> What the task asks
Please output only the lines that run from the line containing "Parse this screenshot: output" through the end of the material below, exactly.

-- Start Source data --

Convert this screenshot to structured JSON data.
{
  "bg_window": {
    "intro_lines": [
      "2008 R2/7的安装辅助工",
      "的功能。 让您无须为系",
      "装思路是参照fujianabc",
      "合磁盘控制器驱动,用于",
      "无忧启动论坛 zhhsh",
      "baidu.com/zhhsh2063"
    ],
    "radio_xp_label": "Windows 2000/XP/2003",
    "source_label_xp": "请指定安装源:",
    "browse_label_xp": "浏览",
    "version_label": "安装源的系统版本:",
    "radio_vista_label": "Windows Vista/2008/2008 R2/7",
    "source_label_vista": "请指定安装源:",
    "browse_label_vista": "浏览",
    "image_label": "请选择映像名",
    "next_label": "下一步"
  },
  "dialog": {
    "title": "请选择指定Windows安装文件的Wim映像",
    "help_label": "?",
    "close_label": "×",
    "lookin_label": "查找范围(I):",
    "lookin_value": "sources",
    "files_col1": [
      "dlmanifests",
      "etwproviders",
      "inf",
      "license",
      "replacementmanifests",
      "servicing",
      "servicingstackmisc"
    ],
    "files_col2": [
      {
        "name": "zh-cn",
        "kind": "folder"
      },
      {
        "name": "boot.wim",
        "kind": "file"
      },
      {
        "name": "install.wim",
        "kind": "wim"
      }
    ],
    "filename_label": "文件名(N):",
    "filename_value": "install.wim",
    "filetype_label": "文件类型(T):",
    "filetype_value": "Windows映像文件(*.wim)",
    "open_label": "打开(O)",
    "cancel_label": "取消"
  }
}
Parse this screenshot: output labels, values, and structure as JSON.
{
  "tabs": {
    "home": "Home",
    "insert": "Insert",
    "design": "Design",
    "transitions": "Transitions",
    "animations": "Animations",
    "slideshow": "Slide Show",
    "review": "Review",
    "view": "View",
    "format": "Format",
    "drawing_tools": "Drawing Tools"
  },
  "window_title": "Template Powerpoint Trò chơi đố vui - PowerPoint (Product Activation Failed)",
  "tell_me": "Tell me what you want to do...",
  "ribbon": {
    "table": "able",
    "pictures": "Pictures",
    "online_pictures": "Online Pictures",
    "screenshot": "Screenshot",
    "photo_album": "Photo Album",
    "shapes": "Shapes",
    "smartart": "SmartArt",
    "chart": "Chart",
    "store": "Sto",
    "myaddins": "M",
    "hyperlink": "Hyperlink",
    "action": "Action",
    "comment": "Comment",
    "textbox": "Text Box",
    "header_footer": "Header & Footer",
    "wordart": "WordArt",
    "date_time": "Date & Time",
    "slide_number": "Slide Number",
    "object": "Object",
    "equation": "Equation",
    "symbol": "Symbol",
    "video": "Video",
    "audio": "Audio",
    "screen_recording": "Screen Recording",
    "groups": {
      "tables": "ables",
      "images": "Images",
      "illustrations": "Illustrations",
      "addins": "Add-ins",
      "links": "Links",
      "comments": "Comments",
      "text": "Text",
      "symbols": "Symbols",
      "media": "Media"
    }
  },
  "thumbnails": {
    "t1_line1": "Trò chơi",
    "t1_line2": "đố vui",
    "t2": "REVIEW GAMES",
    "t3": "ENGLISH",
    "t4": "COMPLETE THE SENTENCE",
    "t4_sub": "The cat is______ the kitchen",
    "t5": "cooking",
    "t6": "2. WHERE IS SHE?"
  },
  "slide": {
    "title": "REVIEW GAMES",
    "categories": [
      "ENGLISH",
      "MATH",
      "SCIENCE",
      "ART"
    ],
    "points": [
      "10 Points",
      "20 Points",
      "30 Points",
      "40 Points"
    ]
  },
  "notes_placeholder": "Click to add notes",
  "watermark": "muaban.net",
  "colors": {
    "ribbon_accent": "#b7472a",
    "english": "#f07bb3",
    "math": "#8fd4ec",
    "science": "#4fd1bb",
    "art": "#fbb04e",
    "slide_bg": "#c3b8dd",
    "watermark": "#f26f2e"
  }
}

-- End Source data --

> Response for this exercise
Parse this screenshot: output labels, values, and structure as JSON.
{
  "tabs": {
    "home": "Home",
    "insert": "Insert",
    "design": "Design",
    "transitions": "Transitions",
    "animations": "Animations",
    "slideshow": "Slide Show",
    "review": "Review",
    "view": "View",
    "format": "Format",
    "drawing_tools": "Drawing Tools"
  },
  "window_title": "Template Powerpoint Trò chơi đố vui - PowerPoint (Product Activation Failed)",
  "tell_me": "Tell me what you want to do...",
  "ribbon": {
    "table": "able",
    "pictures": "Pictures",
    "online_pictures": "Online Pictures",
    "screenshot": "Screenshot",
    "photo_album": "Photo Album",
    "shapes": "Shapes",
    "smartart": "SmartArt",
    "chart": "Chart",
    "store": "Sto",
    "myaddins": "M",
    "hyperlink": "Hyperlink",
    "action": "Action",
    "comment": "Comment",
    "textbox": "Text Box",
    "header_footer": "Header & Footer",
    "wordart": "WordArt",
    "date_time": "Date & Time",
    "slide_number": "Slide Number",
    "object": "Object",
    "equation": "Equation",
    "symbol": "Symbol",
    "video": "Video",
    "audio": "Audio",
    "screen_recording": "Screen Recording",
    "groups": {
      "tables": "ables",
      "images": "Images",
      "illustrations": "Illustrations",
      "addins": "Add-ins",
      "links": "Links",
      "comments": "Comments",
      "text": "Text",
      "symbols": "Symbols",
      "media": "Media"
    }
  },
  "thumbnails": {
    "t1_line1": "Trò chơi",
    "t1_line2": "đố vui",
    "t2": "REVIEW GAMES",
    "t3": "ENGLISH",
    "t4": "COMPLETE THE SENTENCE",
    "t4_sub": "The cat is______ the kitchen",
    "t5": "cooking",
    "t6": "2. WHERE IS SHE?"
  },
  "slide": {
    "title": "REVIEW GAMES",
    "categories": [
      "ENGLISH",
      "MATH",
      "SCIENCE",
      "ART"
    ],
    "points": [
      "10 Points",
      "20 Points",
      "30 Points",
      "40 Points"
    ]
  },
  "notes_placeholder": "Click to add notes",
  "watermark": "muaban.net",
  "colors": {
    "ribbon_accent": "#b7472a",
    "english": "#f07bb3",
    "math": "#8fd4ec",
    "science": "#4fd1bb",
    "art": "#fbb04e",
    "slide_bg": "#c3b8dd",
    "watermark": "#f26f2e"
  }
}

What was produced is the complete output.